What you have to do:
Reproduce all lines of the listing below in which the word "high" occurs.

Supplied information:
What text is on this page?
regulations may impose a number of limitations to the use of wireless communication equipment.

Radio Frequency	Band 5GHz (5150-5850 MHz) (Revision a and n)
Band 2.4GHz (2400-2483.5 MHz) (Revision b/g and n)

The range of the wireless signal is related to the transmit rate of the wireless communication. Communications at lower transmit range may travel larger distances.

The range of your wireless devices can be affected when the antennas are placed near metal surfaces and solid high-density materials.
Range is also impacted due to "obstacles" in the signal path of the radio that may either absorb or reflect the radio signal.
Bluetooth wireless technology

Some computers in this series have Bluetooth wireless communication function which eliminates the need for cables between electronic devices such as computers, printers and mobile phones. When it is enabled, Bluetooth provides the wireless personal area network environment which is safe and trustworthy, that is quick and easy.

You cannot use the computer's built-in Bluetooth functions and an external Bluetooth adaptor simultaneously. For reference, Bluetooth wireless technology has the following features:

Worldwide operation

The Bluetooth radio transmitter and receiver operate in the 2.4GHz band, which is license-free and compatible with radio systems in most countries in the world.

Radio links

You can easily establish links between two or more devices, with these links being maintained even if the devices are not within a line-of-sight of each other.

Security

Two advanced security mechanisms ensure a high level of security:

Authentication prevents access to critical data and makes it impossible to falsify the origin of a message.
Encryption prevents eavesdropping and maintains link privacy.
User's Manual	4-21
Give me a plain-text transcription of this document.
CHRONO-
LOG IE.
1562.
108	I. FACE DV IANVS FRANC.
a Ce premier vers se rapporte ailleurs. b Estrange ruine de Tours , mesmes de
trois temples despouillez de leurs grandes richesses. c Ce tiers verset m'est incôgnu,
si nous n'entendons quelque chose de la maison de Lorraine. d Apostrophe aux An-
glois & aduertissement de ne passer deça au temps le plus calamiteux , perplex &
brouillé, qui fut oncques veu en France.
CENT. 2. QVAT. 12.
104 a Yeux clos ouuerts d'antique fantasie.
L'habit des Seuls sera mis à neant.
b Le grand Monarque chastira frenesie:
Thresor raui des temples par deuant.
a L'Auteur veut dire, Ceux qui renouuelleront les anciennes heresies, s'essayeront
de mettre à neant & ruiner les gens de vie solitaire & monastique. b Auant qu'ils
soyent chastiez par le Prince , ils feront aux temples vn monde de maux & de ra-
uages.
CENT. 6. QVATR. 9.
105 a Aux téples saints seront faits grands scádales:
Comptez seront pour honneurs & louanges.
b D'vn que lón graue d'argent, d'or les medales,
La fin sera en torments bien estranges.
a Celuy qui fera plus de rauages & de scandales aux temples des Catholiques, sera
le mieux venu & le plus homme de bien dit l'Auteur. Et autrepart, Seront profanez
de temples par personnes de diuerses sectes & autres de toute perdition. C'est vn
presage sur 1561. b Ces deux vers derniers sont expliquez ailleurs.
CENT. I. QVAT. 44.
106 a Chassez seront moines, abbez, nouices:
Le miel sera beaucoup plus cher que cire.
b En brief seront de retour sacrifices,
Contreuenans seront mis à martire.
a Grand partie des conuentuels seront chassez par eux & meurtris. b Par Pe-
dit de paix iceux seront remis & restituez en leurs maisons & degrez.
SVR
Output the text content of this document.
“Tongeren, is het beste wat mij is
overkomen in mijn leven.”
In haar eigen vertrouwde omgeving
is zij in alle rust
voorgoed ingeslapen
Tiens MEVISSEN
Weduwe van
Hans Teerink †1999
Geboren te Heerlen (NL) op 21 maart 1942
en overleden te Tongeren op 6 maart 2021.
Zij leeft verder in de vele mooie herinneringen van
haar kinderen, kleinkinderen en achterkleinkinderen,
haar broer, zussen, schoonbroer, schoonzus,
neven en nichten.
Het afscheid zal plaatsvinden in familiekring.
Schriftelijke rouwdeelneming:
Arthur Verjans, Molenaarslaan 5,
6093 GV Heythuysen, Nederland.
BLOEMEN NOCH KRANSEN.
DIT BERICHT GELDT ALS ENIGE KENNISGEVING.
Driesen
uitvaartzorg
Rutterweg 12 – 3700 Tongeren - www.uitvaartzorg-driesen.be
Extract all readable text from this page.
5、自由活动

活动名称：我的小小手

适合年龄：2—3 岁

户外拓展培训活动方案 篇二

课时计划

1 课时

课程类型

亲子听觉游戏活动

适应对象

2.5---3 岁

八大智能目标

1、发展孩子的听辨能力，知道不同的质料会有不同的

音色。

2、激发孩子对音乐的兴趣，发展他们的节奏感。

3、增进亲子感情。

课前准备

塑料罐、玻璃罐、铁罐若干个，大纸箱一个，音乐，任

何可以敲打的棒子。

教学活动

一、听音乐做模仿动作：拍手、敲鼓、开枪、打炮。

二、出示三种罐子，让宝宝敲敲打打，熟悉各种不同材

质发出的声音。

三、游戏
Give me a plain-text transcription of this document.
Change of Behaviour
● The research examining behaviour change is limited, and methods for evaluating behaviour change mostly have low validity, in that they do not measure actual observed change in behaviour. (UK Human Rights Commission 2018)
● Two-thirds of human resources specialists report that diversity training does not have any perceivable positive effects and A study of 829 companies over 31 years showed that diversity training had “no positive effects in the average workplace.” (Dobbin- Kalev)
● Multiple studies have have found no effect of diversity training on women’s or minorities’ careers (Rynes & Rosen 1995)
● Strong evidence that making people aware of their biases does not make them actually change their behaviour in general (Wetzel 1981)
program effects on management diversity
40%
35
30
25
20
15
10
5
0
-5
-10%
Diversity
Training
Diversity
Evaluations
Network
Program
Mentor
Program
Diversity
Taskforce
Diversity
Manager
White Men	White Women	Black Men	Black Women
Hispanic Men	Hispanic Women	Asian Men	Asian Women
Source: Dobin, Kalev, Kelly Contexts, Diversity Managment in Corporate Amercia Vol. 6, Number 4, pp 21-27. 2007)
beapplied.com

Output for this exercise:
The range of your wireless devices can be affected when the antennas are placed near metal surfaces and solid high-density materials.
Two advanced security mechanisms ensure a high level of security:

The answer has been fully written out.